Records for this exercise
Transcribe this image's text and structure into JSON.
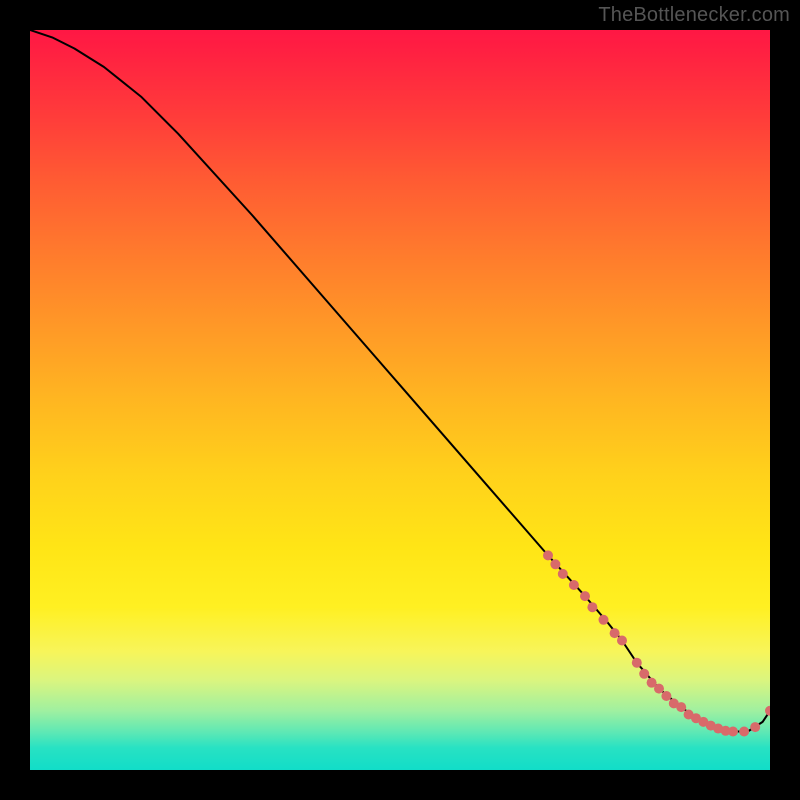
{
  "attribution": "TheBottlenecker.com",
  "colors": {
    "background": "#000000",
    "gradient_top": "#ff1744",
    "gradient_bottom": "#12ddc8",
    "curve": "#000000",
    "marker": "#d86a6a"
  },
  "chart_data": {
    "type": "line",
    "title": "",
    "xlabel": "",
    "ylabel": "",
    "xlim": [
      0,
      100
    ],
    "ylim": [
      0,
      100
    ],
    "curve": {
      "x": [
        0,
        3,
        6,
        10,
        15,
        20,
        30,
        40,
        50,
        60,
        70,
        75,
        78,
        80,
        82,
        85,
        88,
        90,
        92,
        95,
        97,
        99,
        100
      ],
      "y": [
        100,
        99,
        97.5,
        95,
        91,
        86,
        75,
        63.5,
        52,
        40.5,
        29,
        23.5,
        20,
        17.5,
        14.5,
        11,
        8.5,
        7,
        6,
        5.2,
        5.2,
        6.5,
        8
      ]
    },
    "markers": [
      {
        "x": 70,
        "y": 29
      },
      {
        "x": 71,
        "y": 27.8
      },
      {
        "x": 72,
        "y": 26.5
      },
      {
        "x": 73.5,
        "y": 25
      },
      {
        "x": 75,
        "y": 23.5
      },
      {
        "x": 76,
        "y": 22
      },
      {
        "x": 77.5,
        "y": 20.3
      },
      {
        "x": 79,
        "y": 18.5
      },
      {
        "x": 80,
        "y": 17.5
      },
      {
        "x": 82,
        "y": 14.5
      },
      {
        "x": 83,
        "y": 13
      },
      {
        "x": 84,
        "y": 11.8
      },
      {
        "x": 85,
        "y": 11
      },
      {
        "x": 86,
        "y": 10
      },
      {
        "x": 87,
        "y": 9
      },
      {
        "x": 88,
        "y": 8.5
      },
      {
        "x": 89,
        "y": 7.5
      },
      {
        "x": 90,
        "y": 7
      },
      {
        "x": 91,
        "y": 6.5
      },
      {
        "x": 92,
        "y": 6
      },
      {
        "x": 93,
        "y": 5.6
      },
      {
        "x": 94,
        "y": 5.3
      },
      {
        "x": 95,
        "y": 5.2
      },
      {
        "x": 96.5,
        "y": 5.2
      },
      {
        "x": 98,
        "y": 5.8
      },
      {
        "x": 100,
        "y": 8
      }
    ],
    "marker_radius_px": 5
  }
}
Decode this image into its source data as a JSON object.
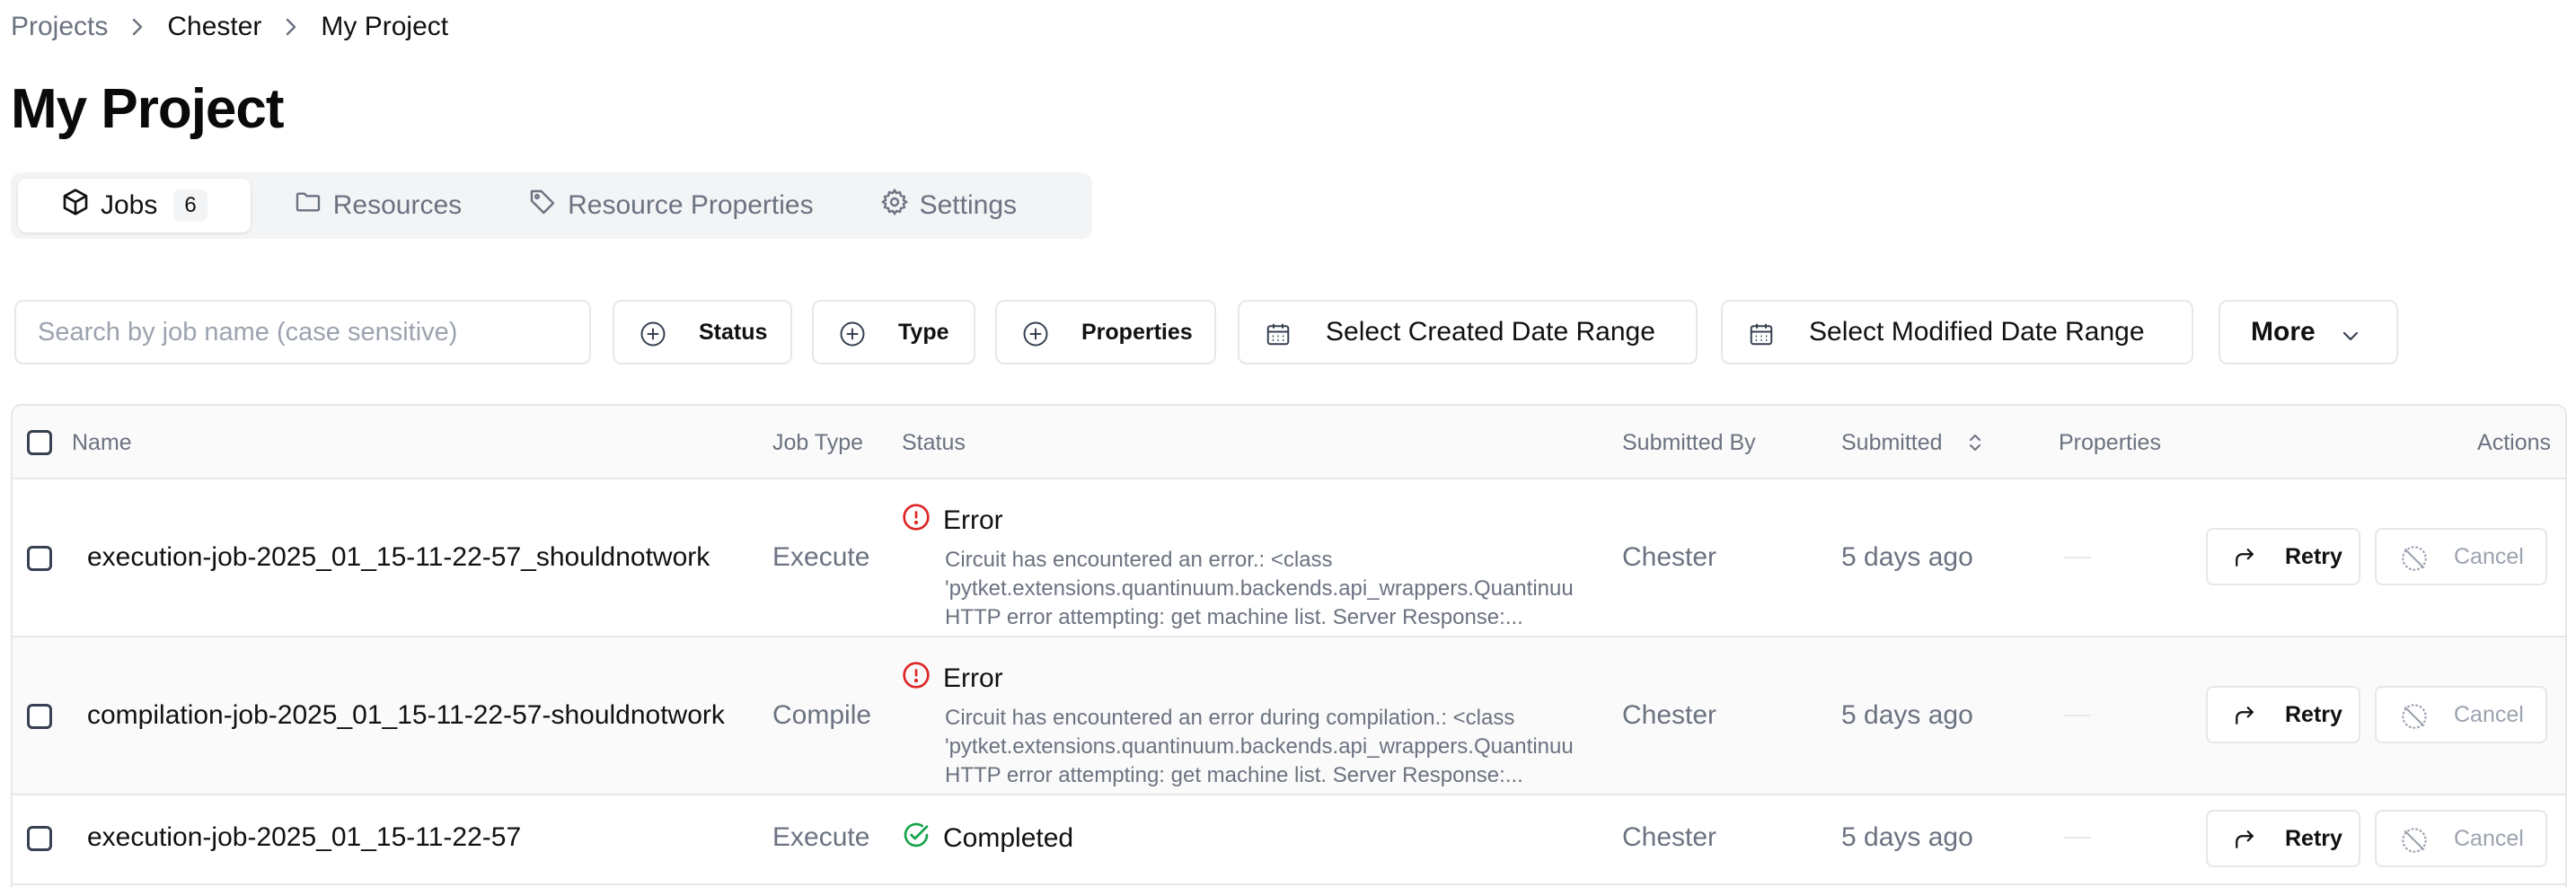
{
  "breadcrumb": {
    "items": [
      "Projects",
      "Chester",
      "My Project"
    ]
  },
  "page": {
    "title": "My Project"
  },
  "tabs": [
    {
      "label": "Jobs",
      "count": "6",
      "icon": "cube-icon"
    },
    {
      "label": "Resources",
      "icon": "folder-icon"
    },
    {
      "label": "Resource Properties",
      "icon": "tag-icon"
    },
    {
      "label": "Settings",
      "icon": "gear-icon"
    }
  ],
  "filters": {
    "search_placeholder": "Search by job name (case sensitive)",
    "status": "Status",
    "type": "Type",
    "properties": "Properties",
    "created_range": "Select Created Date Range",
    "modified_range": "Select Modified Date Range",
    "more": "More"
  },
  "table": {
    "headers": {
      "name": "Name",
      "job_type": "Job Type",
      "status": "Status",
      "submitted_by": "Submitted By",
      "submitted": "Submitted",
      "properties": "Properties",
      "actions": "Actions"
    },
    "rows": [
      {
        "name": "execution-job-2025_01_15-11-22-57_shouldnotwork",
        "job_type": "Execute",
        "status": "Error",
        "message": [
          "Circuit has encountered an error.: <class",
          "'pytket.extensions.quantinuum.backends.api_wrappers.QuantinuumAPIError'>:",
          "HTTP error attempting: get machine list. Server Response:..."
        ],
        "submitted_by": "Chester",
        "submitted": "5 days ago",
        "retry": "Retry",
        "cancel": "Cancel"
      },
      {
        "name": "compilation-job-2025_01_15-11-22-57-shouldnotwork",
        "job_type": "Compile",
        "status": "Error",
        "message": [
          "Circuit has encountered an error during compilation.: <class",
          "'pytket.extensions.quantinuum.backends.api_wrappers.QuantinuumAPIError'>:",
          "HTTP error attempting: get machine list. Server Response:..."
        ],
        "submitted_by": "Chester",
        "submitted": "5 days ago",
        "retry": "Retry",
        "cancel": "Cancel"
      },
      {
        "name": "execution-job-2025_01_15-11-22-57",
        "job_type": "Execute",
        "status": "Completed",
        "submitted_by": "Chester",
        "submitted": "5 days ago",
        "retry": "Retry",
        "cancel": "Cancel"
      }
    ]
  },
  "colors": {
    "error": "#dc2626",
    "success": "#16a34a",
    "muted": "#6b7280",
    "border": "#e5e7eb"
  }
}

Work instructions
Go through the material and copy out every line with "image" in it.

Reply
Transcribe this image's text and structure into JSON.
Decode this image into its source data as a JSON object.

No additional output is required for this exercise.